TO DO — Extract every entry word for word.

Collected data:
(begin)

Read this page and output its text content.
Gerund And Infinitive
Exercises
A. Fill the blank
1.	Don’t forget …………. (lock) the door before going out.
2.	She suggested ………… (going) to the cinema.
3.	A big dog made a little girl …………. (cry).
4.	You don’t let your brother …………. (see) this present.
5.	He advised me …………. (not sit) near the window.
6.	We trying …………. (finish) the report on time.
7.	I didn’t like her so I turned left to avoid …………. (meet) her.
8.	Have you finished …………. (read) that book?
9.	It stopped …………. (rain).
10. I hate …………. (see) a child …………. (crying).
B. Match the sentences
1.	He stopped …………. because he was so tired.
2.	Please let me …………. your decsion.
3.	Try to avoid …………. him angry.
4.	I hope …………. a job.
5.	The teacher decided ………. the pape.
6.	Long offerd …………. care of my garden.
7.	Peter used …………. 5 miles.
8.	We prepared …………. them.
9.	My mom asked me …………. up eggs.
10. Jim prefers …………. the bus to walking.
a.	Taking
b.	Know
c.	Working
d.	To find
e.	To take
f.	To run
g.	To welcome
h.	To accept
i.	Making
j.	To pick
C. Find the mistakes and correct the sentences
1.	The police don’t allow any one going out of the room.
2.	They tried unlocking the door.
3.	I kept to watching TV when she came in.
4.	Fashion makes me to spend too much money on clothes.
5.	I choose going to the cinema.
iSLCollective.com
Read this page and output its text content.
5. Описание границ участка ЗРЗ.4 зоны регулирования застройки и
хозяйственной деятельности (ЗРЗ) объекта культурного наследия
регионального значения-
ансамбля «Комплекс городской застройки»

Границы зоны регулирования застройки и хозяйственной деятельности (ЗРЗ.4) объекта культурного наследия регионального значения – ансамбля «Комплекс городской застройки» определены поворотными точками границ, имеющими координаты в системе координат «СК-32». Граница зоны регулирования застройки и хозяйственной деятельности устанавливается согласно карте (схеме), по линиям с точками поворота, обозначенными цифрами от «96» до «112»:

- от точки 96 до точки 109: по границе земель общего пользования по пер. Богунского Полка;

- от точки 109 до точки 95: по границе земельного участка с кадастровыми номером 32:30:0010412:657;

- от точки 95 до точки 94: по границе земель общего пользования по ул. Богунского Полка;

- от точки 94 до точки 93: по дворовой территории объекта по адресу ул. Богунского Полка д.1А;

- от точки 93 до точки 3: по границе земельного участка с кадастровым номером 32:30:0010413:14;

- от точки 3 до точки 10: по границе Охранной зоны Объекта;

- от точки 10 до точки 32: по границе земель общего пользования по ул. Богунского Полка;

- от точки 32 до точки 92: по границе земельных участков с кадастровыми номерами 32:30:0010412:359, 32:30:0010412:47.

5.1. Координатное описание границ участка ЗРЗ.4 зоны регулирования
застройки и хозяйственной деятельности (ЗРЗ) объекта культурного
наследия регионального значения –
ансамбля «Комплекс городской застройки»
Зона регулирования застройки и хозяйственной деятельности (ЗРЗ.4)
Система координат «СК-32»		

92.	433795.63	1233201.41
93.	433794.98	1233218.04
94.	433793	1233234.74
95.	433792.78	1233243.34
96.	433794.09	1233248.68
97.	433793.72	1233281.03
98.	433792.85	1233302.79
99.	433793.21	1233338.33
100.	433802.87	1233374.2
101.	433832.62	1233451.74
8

(end)

EXERCISE RESPONSE —
Read this page and output its text content.
Gerund And Infinitive
Exercises
A. Fill the blank
1.	Don’t forget …………. (lock) the door before going out.
2.	She suggested ………… (going) to the cinema.
3.	A big dog made a little girl …………. (cry).
4.	You don’t let your brother …………. (see) this present.
5.	He advised me …………. (not sit) near the window.
6.	We trying …………. (finish) the report on time.
7.	I didn’t like her so I turned left to avoid …………. (meet) her.
8.	Have you finished …………. (read) that book?
9.	It stopped …………. (rain).
10. I hate …………. (see) a child …………. (crying).
B. Match the sentences
1.	He stopped …………. because he was so tired.
2.	Please let me …………. your decsion.
3.	Try to avoid …………. him angry.
4.	I hope …………. a job.
5.	The teacher decided ………. the pape.
6.	Long offerd …………. care of my garden.
7.	Peter used …………. 5 miles.
8.	We prepared …………. them.
9.	My mom asked me …………. up eggs.
10. Jim prefers …………. the bus to walking.
a.	Taking
b.	Know
c.	Working
d.	To find
e.	To take
f.	To run
g.	To welcome
h.	To accept
i.	Making
j.	To pick
C. Find the mistakes and correct the sentences
1.	The police don’t allow any one going out of the room.
2.	They tried unlocking the door.
3.	I kept to watching TV when she came in.
4.	Fashion makes me to spend too much money on clothes.
5.	I choose going to the cinema.
iSLCollective.com
Read this page and output its text content.
5. Описание границ участка ЗРЗ.4 зоны регулирования застройки и
хозяйственной деятельности (ЗРЗ) объекта культурного наследия
регионального значения-
ансамбля «Комплекс городской застройки»

Границы зоны регулирования застройки и хозяйственной деятельности (ЗРЗ.4) объекта культурного наследия регионального значения – ансамбля «Комплекс городской застройки» определены поворотными точками границ, имеющими координаты в системе координат «СК-32». Граница зоны регулирования застройки и хозяйственной деятельности устанавливается согласно карте (схеме), по линиям с точками поворота, обозначенными цифрами от «96» до «112»:

- от точки 96 до точки 109: по границе земель общего пользования по пер. Богунского Полка;

- от точки 109 до точки 95: по границе земельного участка с кадастровыми номером 32:30:0010412:657;

- от точки 95 до точки 94: по границе земель общего пользования по ул. Богунского Полка;

- от точки 94 до точки 93: по дворовой территории объекта по адресу ул. Богунского Полка д.1А;

- от точки 93 до точки 3: по границе земельного участка с кадастровым номером 32:30:0010413:14;

- от точки 3 до точки 10: по границе Охранной зоны Объекта;

- от точки 10 до точки 32: по границе земель общего пользования по ул. Богунского Полка;

- от точки 32 до точки 92: по границе земельных участков с кадастровыми номерами 32:30:0010412:359, 32:30:0010412:47.

5.1. Координатное описание границ участка ЗРЗ.4 зоны регулирования
застройки и хозяйственной деятельности (ЗРЗ) объекта культурного
наследия регионального значения –
ансамбля «Комплекс городской застройки»
Зона регулирования застройки и хозяйственной деятельности (ЗРЗ.4)
Система координат «СК-32»		

92.	433795.63	1233201.41
93.	433794.98	1233218.04
94.	433793	1233234.74
95.	433792.78	1233243.34
96.	433794.09	1233248.68
97.	433793.72	1233281.03
98.	433792.85	1233302.79
99.	433793.21	1233338.33
100.	433802.87	1233374.2
101.	433832.62	1233451.74
8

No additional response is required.